>> start Data to use
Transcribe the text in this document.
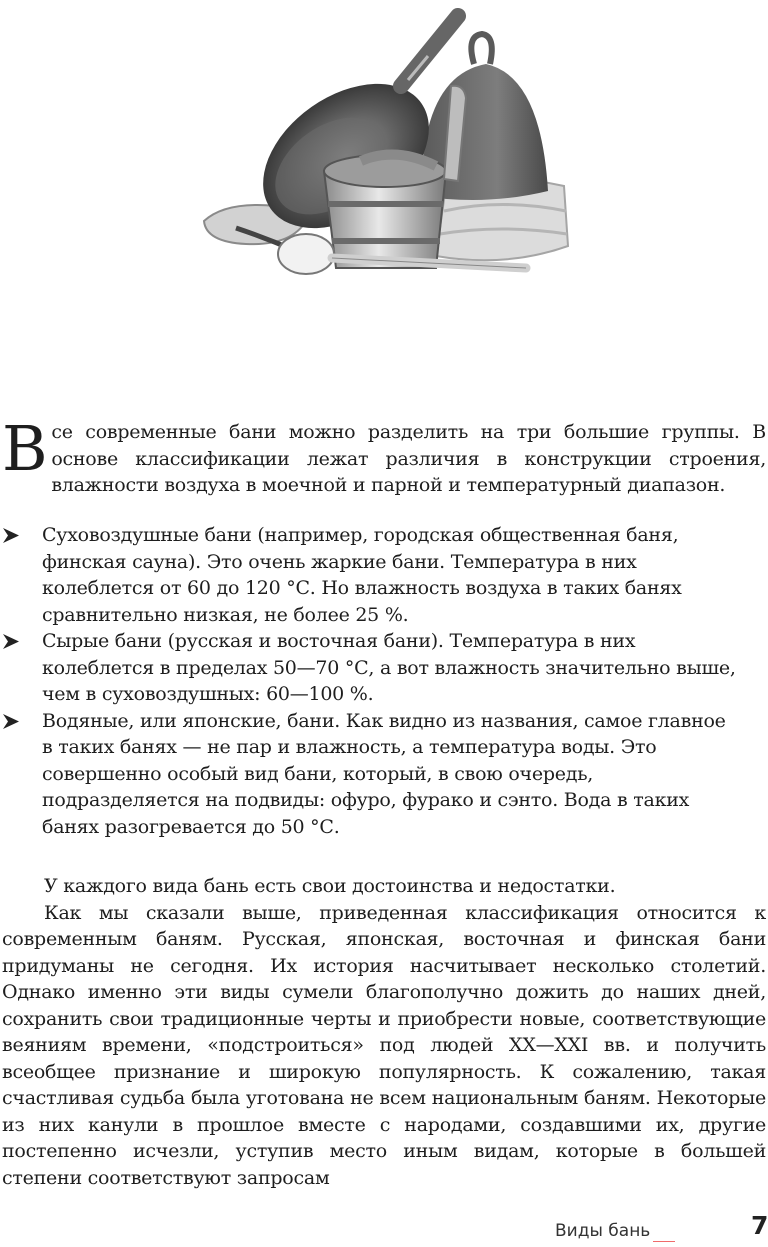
В се современные бани можно разделить на три большие группы. В основе классификации лежат различия в конструкции строения, влажности воздуха в моечной и парной и температурный диапазон.

Суховоздушные бани (например, городская общественная баня, финская сауна). Это очень жаркие бани. Температура в них колеблется от 60 до 120 °С. Но влажность воздуха в таких банях сравнительно низкая, не более 25 %.
Сырые бани (русская и восточная бани). Температура в них колеблется в пределах 50—70 °С, а вот влажность значительно выше, чем в суховоздушных: 60—100 %.
Водяные, или японские, бани. Как видно из названия, самое главное в таких банях — не пар и влажность, а температура воды. Это совершенно особый вид бани, который, в свою очередь, подразделяется на подвиды: офуро, фурако и сэнто. Вода в таких банях разогревается до 50 °С.

У каждого вида бань есть свои достоинства и недостатки.

Как мы сказали выше, приведенная классификация относится к современным баням. Русская, японская, восточная и финская бани придуманы не сегодня. Их история насчитывает несколько столетий. Однако именно эти виды сумели благополучно дожить до наших дней, сохранить свои традиционные черты и приобрести новые, соответствующие веяниям времени, «подстроиться» под людей XX—XXI вв. и получить всеобщее признание и широкую популярность. К сожалению, такая счастливая судьба была уготована не всем национальным баням. Некоторые из них канули в прошлое вместе с народами, создавшими их, другие постепенно исчезли, уступив место иным видам, которые в большей степени соответствуют запросам

Виды бань	7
>> end Data to use
### What is expected
In the listing above, locate each line with "банях" and copy it.

### Correct output
Суховоздушные бани (например, городская общественная баня, финская сауна). Это очень жаркие бани. Температура в них колеблется от 60 до 120 °С. Но влажность воздуха в таких банях сравнительно низкая, не более 25 %.
Водяные, или японские, бани. Как видно из названия, самое главное в таких банях — не пар и влажность, а температура воды. Это совершенно особый вид бани, который, в свою очередь, подразделяется на подвиды: офуро, фурако и сэнто. Вода в таких банях разогревается до 50 °С.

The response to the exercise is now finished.